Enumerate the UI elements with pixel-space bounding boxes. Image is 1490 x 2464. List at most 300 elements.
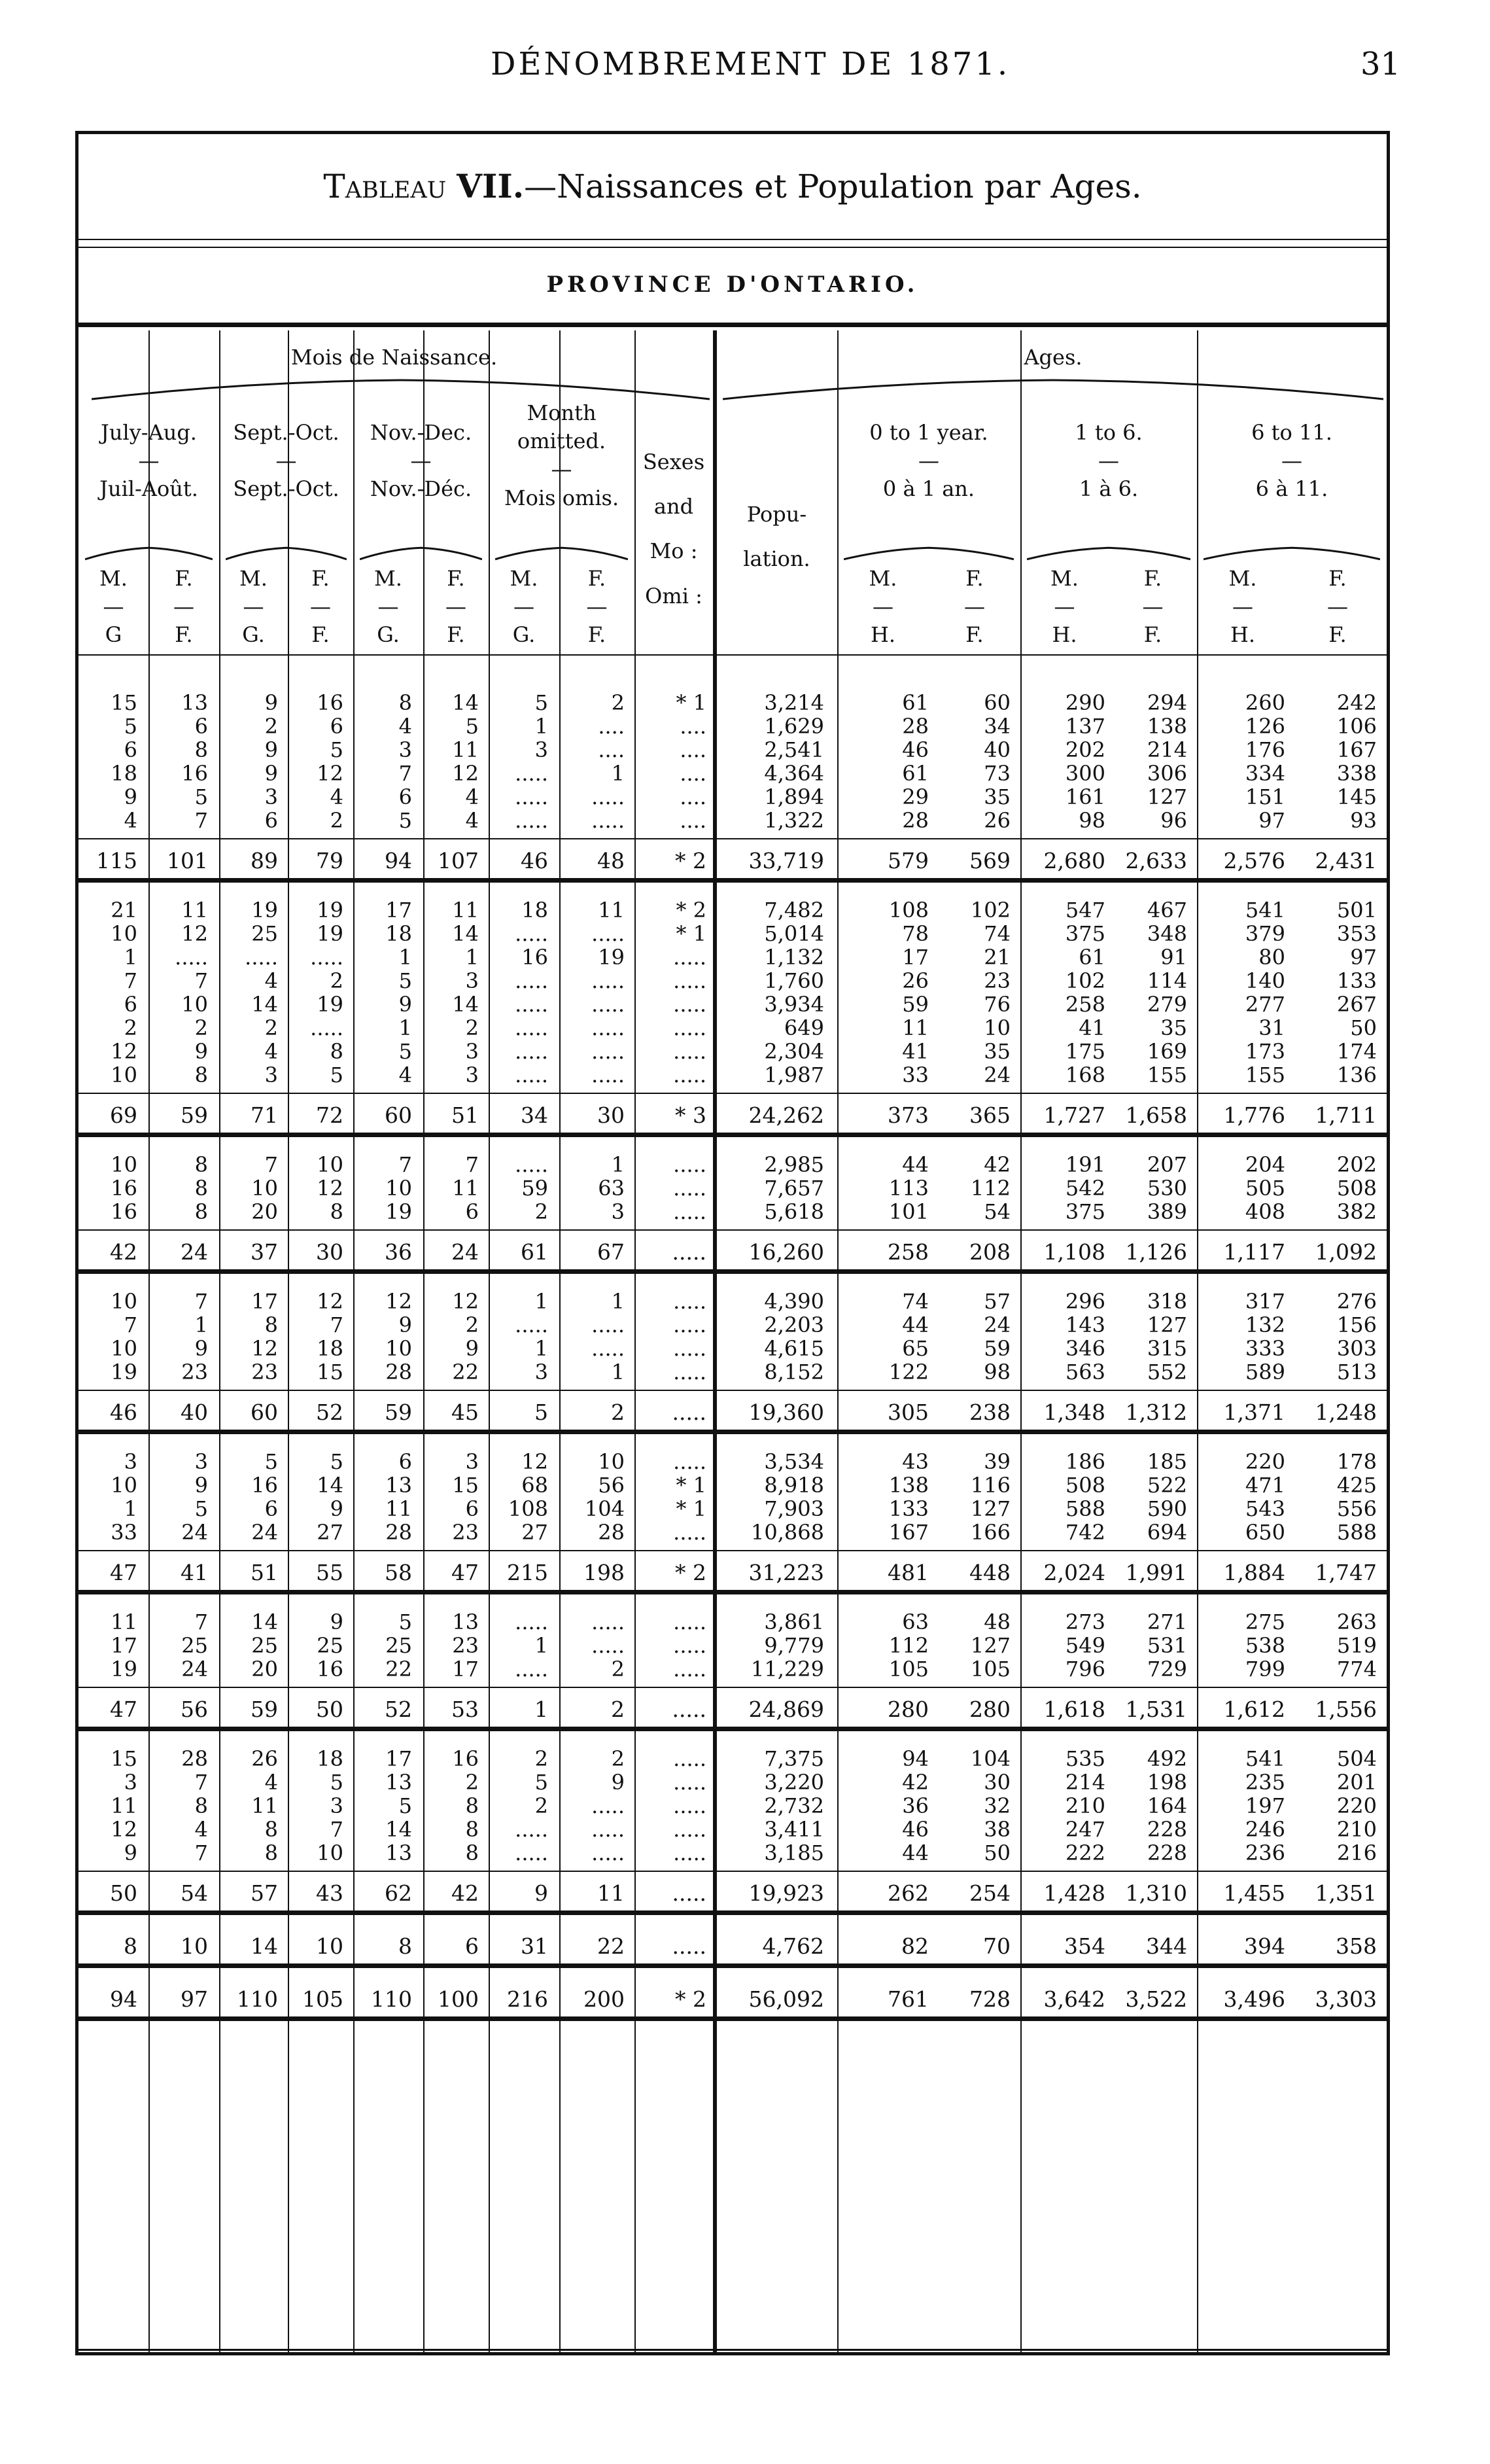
sex-code-fr: F. [175, 622, 193, 648]
table-cell: 14 [452, 690, 479, 715]
sex-brace [85, 546, 213, 561]
table-cell: 214 [1147, 737, 1187, 762]
group-rule [78, 1910, 1387, 1915]
table-cell: 53 [451, 1697, 479, 1722]
table-cell: 23 [984, 968, 1011, 993]
table-cell: 6 [194, 714, 208, 739]
table-cell: 379 [1245, 921, 1285, 946]
dash: — [410, 448, 432, 474]
juil-aout-label: Juil-Août. [99, 476, 198, 502]
table-cell: 6 [124, 737, 137, 762]
table-cell: 33,719 [748, 848, 824, 873]
sex-code: M. [99, 566, 128, 591]
month-omitted-heading [489, 399, 634, 512]
table-cell: 5 [330, 1063, 343, 1087]
table-row [78, 761, 1387, 784]
table-cell: ..... [515, 1063, 548, 1087]
table-cell: 155 [1245, 1063, 1285, 1087]
table-cell: 97 [1258, 808, 1285, 833]
table-cell: 35 [984, 784, 1011, 809]
table-cell: 3,522 [1125, 1986, 1187, 2012]
table-cell: 25 [251, 921, 278, 946]
table-cell: 11 [181, 898, 208, 923]
table-cell: 2 [194, 1015, 208, 1040]
table-cell: 2,680 [1043, 848, 1105, 873]
age-0-1-fr-label: 0 à 1 an. [882, 476, 975, 502]
table-cell: 24 [181, 1239, 208, 1265]
table-cell: 65 [902, 1336, 929, 1361]
table-cell: ..... [175, 945, 208, 970]
table-cell: ..... [673, 1840, 706, 1865]
table-cell: 104 [584, 1496, 625, 1521]
table-cell: 47 [110, 1697, 137, 1722]
table-cell: 22 [452, 1360, 479, 1384]
table-cell: 348 [1147, 921, 1187, 946]
table-cell: 1,612 [1223, 1697, 1285, 1722]
table-cell: 2 [330, 968, 343, 993]
table-cell: ..... [515, 1015, 548, 1040]
table-cell: 4,762 [762, 1933, 824, 1959]
table-cell: ..... [673, 1336, 706, 1361]
table-cell: 729 [1147, 1657, 1187, 1681]
table-cell: 26 [251, 1746, 278, 1771]
table-cell: 589 [1245, 1360, 1285, 1384]
table-cell: ..... [515, 784, 548, 809]
table-cell: 3 [330, 1793, 343, 1818]
table-cell: 207 [1147, 1152, 1187, 1177]
table-cell: 155 [1147, 1063, 1187, 1087]
table-cell: 6 [465, 1199, 479, 1224]
table-cell: 167 [888, 1520, 929, 1545]
table-cell: 127 [1147, 784, 1187, 809]
table-cell: 138 [888, 1473, 929, 1498]
table-cell: 262 [888, 1880, 929, 1906]
table-cell: 12 [385, 1289, 412, 1314]
table-cell: 4 [465, 784, 479, 809]
table-cell: 114 [1147, 968, 1187, 993]
table-cell: 9,779 [764, 1633, 824, 1658]
table-cell: 19 [317, 992, 343, 1017]
table-cell: 31 [521, 1933, 548, 1959]
table-cell: 14 [317, 1473, 343, 1498]
table-cell: 156 [1336, 1312, 1377, 1337]
table-cell: ..... [591, 1610, 625, 1634]
total-row [78, 1933, 1387, 1959]
table-cell: 1 [398, 1015, 412, 1040]
table-cell: ..... [515, 992, 548, 1017]
table-cell: 7 [330, 1312, 343, 1337]
table-cell: 6 [264, 1496, 278, 1521]
table-cell: 235 [1245, 1770, 1285, 1795]
table-cell: 59 [984, 1336, 1011, 1361]
table-cell: 538 [1245, 1633, 1285, 1658]
table-cell: 175 [1065, 1039, 1105, 1064]
table-cell: 556 [1336, 1496, 1377, 1521]
table-cell: 9 [264, 737, 278, 762]
table-cell: 178 [1336, 1449, 1377, 1474]
table-cell: 108 [888, 898, 929, 923]
subtotal-rule [78, 1229, 1387, 1231]
table-cell: 71 [251, 1102, 278, 1128]
table-cell: 46 [521, 848, 548, 873]
table-cell: 11 [385, 1496, 412, 1521]
table-cell: 3,214 [764, 690, 824, 715]
table-cell: 2 [611, 1746, 625, 1771]
table-row [78, 1063, 1387, 1085]
table-cell: 2 [465, 1770, 479, 1795]
table-cell: 9 [124, 784, 137, 809]
table-cell: 9 [534, 1880, 548, 1906]
total-row [78, 1239, 1387, 1265]
table-cell: 10 [111, 1473, 137, 1498]
table-cell: 46 [902, 737, 929, 762]
table-cell: 5 [330, 1770, 343, 1795]
table-row [78, 992, 1387, 1015]
table-cell: 2 [611, 1697, 625, 1722]
sex-code-fr: H. [870, 622, 896, 648]
table-cell: 7 [264, 1152, 278, 1177]
table-cell: 10 [111, 921, 137, 946]
table-cell: 14 [452, 921, 479, 946]
table-cell: 4 [194, 1817, 208, 1842]
table-cell: 35 [984, 1039, 1011, 1064]
table-cell: 19 [385, 1199, 412, 1224]
table-cell: 60 [385, 1102, 412, 1128]
table-cell: 8 [465, 1793, 479, 1818]
sex-code-fr: H. [1230, 622, 1256, 648]
sex-code-fr: F. [1143, 622, 1162, 648]
table-cell: 24 [181, 1657, 208, 1681]
table-cell: ..... [591, 784, 625, 809]
table-cell: 169 [1147, 1039, 1187, 1064]
table-cell: 471 [1245, 1473, 1285, 1498]
table-cell: 1 [611, 761, 625, 786]
dash: — [964, 594, 985, 620]
table-cell: 267 [1336, 992, 1377, 1017]
sex-code-fr: F. [447, 622, 465, 648]
table-cell: 26 [984, 808, 1011, 833]
table-cell: ..... [673, 1793, 706, 1818]
table-cell: 201 [1336, 1770, 1377, 1795]
table-cell: 94 [902, 1746, 929, 1771]
subtotal-rule [78, 1093, 1387, 1094]
table-cell: 318 [1147, 1289, 1187, 1314]
table-cell: 18 [317, 1746, 343, 1771]
table-cell: ..... [673, 945, 706, 970]
table-cell: 7 [194, 968, 208, 993]
table-cell: 138 [1147, 714, 1187, 739]
table-cell: 24 [251, 1520, 278, 1545]
table-cell: ..... [673, 1176, 706, 1201]
table-cell: 6 [330, 714, 343, 739]
sex-brace [1027, 546, 1190, 561]
table-cell: 14 [251, 1610, 278, 1634]
table-cell: 492 [1147, 1746, 1187, 1771]
table-cell: 3 [465, 1449, 479, 1474]
table-cell: * 1 [676, 1496, 706, 1521]
table-cell: 38 [984, 1817, 1011, 1842]
brace-ages [723, 376, 1383, 402]
table-cell: 18 [385, 921, 412, 946]
title-rule [78, 239, 1387, 240]
table-cell: 18 [111, 761, 137, 786]
table-cell: 34 [984, 714, 1011, 739]
table-cell: 7 [330, 1817, 343, 1842]
table-cell: ..... [673, 968, 706, 993]
table-cell: 346 [1065, 1336, 1105, 1361]
table-cell: 2,431 [1315, 848, 1377, 873]
table-cell: ..... [591, 968, 625, 993]
table-cell: 26 [902, 968, 929, 993]
sex-code: F. [447, 566, 465, 591]
table-cell: 61 [902, 690, 929, 715]
table-row [78, 1449, 1387, 1472]
table-cell: 79 [316, 848, 343, 873]
table-cell: 522 [1147, 1473, 1187, 1498]
table-cell: 10 [251, 1176, 278, 1201]
table-cell: 16 [452, 1746, 479, 1771]
table-cell: 11,229 [751, 1657, 824, 1681]
table-cell: 23 [181, 1360, 208, 1384]
table-cell: 13 [452, 1610, 479, 1634]
table-cell: 7,482 [764, 898, 824, 923]
table-cell: 6 [398, 1449, 412, 1474]
table-cell: 59 [521, 1176, 548, 1201]
table-cell: 8 [398, 1933, 412, 1959]
table-cell: ..... [515, 1817, 548, 1842]
dash: — [1142, 594, 1164, 620]
table-cell: 74 [984, 921, 1011, 946]
table-cell: 508 [1336, 1176, 1377, 1201]
table-cell: 742 [1065, 1520, 1105, 1545]
table-cell: 2,633 [1125, 848, 1187, 873]
table-cell: 7 [194, 1289, 208, 1314]
table-cell: 42 [902, 1770, 929, 1795]
table-cell: 36 [385, 1239, 412, 1265]
nov-dec-fr-label: Nov.-Déc. [370, 476, 472, 502]
sex-code-fr: G. [512, 622, 536, 648]
province-rule [78, 323, 1387, 327]
table-cell: 3 [465, 1063, 479, 1087]
table-cell: .... [680, 737, 706, 762]
female-subheading [148, 565, 219, 650]
table-cell: 294 [1147, 690, 1187, 715]
table-cell: 3 [534, 737, 548, 762]
table-cell: * 2 [676, 898, 706, 923]
table-cell: 14 [251, 992, 278, 1017]
sex-code-fr: F. [965, 622, 984, 648]
table-cell: 276 [1336, 1289, 1377, 1314]
table-cell: 2,024 [1043, 1560, 1105, 1585]
table-cell: 17 [385, 1746, 412, 1771]
table-title-text: —Naissances et Population par Ages. [524, 167, 1142, 205]
table-cell: * 2 [675, 848, 706, 873]
table-cell: 22 [597, 1933, 625, 1959]
table-cell: 47 [110, 1560, 137, 1585]
table-cell: 17 [385, 898, 412, 923]
table-cell: 4 [264, 1039, 278, 1064]
sex-code: F. [587, 566, 606, 591]
table-cell: 15 [317, 1360, 343, 1384]
table-cell: 63 [902, 1610, 929, 1634]
table-cell: 1,428 [1043, 1880, 1105, 1906]
table-cell: 273 [1065, 1610, 1105, 1634]
table-cell: 799 [1245, 1657, 1285, 1681]
table-cell: 1,727 [1043, 1102, 1105, 1128]
table-cell: 10 [111, 1152, 137, 1177]
table-cell: 8 [194, 1176, 208, 1201]
table-title [78, 167, 1387, 205]
table-cell: 28 [902, 808, 929, 833]
table-cell: 16 [181, 761, 208, 786]
table-cell: 317 [1245, 1289, 1285, 1314]
table-row [78, 1770, 1387, 1793]
table-cell: 353 [1336, 921, 1377, 946]
table-cell: 50 [110, 1880, 137, 1906]
table-cell: 6 [398, 784, 412, 809]
table-cell: 1,322 [764, 808, 824, 833]
table-cell: ..... [310, 945, 343, 970]
table-cell: 10 [111, 1063, 137, 1087]
table-cell: 8 [194, 1793, 208, 1818]
population-heading [716, 501, 837, 573]
table-cell: 354 [1064, 1933, 1105, 1959]
table-cell: * 2 [675, 1560, 706, 1585]
table-cell: 143 [1065, 1312, 1105, 1337]
sex-code: M. [1228, 566, 1257, 591]
table-cell: 16 [111, 1176, 137, 1201]
sex-code: M. [869, 566, 897, 591]
dash: — [513, 594, 534, 620]
table-cell: ..... [673, 1152, 706, 1177]
table-cell: 94 [110, 1986, 137, 2012]
table-cell: 116 [970, 1473, 1011, 1498]
table-cell: 48 [984, 1610, 1011, 1634]
table-cell: ..... [591, 1312, 625, 1337]
table-cell: 13 [385, 1770, 412, 1795]
table-cell: ..... [515, 1840, 548, 1865]
table-cell: 306 [1147, 761, 1187, 786]
table-cell: ..... [672, 1399, 706, 1425]
table-cell: 17 [902, 945, 929, 970]
table-cell: 110 [371, 1986, 412, 2012]
table-cell: 2 [611, 690, 625, 715]
table-cell: 50 [984, 1840, 1011, 1865]
table-cell: 102 [970, 898, 1011, 923]
table-cell: 3 [465, 1039, 479, 1064]
table-cell: 28 [181, 1746, 208, 1771]
table-cell: 4 [124, 808, 137, 833]
table-cell: 1,126 [1125, 1239, 1187, 1265]
table-cell: 10 [385, 1176, 412, 1201]
group-rule [78, 1727, 1387, 1731]
table-cell: 68 [521, 1473, 548, 1498]
table-cell: .... [598, 737, 625, 762]
table-cell: 6 [465, 1933, 479, 1959]
table-cell: 552 [1147, 1360, 1187, 1384]
table-cell: 3 [611, 1199, 625, 1224]
subtotal-rule [78, 1687, 1387, 1688]
table-cell: 1 [124, 1496, 137, 1521]
table-cell: 67 [597, 1239, 625, 1265]
table-row [78, 1657, 1387, 1680]
sex-code-fr: F. [311, 622, 330, 648]
table-cell: 12 [521, 1449, 548, 1474]
table-cell: 13 [385, 1473, 412, 1498]
table-cell: 220 [1336, 1793, 1377, 1818]
table-cell: 28 [902, 714, 929, 739]
mo-label: Mo : [650, 538, 698, 564]
table-cell: ..... [515, 761, 548, 786]
table-cell: 151 [1245, 784, 1285, 809]
group-rule [78, 1590, 1387, 1594]
table-cell: 569 [969, 848, 1011, 873]
table-cell: 40 [181, 1399, 208, 1425]
table-cell: 91 [1160, 945, 1187, 970]
table-cell: 375 [1065, 1199, 1105, 1224]
table-cell: 3,642 [1043, 1986, 1105, 2012]
table-cell: 3 [264, 784, 278, 809]
table-cell: 104 [970, 1746, 1011, 1771]
table-cell: ..... [515, 1657, 548, 1681]
table-cell: 8 [465, 1840, 479, 1865]
table-cell: 23 [251, 1360, 278, 1384]
table-cell: 210 [1336, 1817, 1377, 1842]
table-cell: 3 [264, 1063, 278, 1087]
age-0-1-heading [837, 419, 1020, 504]
sex-code: F. [1143, 566, 1162, 591]
table-cell: 106 [1336, 714, 1377, 739]
table-title-prefix: Tableau [323, 167, 447, 205]
table-cell: 3 [124, 1770, 137, 1795]
table-row [78, 1817, 1387, 1840]
table-cell: 271 [1147, 1610, 1187, 1634]
table-cell: 7 [194, 808, 208, 833]
table-cell: 7 [398, 1152, 412, 1177]
table-cell: 7,903 [764, 1496, 824, 1521]
table-cell: 28 [385, 1520, 412, 1545]
table-cell: 12 [317, 1176, 343, 1201]
table-cell: 19 [111, 1360, 137, 1384]
table-cell: 63 [598, 1176, 625, 1201]
table-cell: 2 [330, 808, 343, 833]
table-cell: 796 [1065, 1657, 1105, 1681]
table-cell: ..... [591, 1840, 625, 1865]
table-cell: 44 [902, 1312, 929, 1337]
table-cell: 549 [1065, 1633, 1105, 1658]
table-cell: 5 [194, 1496, 208, 1521]
table-row [78, 1289, 1387, 1312]
table-cell: 8 [194, 1199, 208, 1224]
table-cell: 4 [330, 784, 343, 809]
province-heading: PROVINCE D'ONTARIO. [546, 272, 919, 298]
table-row [78, 1473, 1387, 1496]
sex-code: F. [1328, 566, 1347, 591]
table-cell: 11 [452, 1176, 479, 1201]
table-cell: 60 [984, 690, 1011, 715]
table-cell: 9 [465, 1336, 479, 1361]
sex-code: M. [1050, 566, 1079, 591]
age-6-11-fr-label: 6 à 11. [1255, 476, 1328, 502]
table-cell: 4,390 [764, 1289, 824, 1314]
subtotal-rule [78, 1390, 1387, 1391]
table-cell: 112 [888, 1633, 929, 1658]
table-cell: 2,304 [764, 1039, 824, 1064]
table-cell: 334 [1245, 761, 1285, 786]
table-cell: 198 [1147, 1770, 1187, 1795]
table-cell: 5 [194, 784, 208, 809]
table-cell: 12 [452, 761, 479, 786]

◇ ◇ ◇ ◇ ◇

_Job_
Convert the part of the lines that opens with the line containing "sex-code-fr: F. [175, 622, 193, 648]" and closes with the line containing "month-omitted-heading [489, 399, 634, 512]" into a JSON list of strings, one string per line, leaving out any blank lines.

_Full answer_
[
  "sex-code-fr: F. [175, 622, 193, 648]",
  "table-cell: 14 [452, 690, 479, 715]",
  "sex-brace [85, 546, 213, 561]",
  "table-cell: 214 [1147, 737, 1187, 762]",
  "group-rule [78, 1910, 1387, 1915]",
  "table-cell: 53 [451, 1697, 479, 1722]",
  "table-cell: 23 [984, 968, 1011, 993]",
  "table-cell: 6 [194, 714, 208, 739]",
  "table-cell: 379 [1245, 921, 1285, 946]",
  "dash: — [410, 448, 432, 474]",
  "juil-aout-label: Juil-Août. [99, 476, 198, 502]",
  "table-cell: 6 [124, 737, 137, 762]",
  "table-cell: 33,719 [748, 848, 824, 873]",
  "sex-code: M. [99, 566, 128, 591]",
  "month-omitted-heading [489, 399, 634, 512]"
]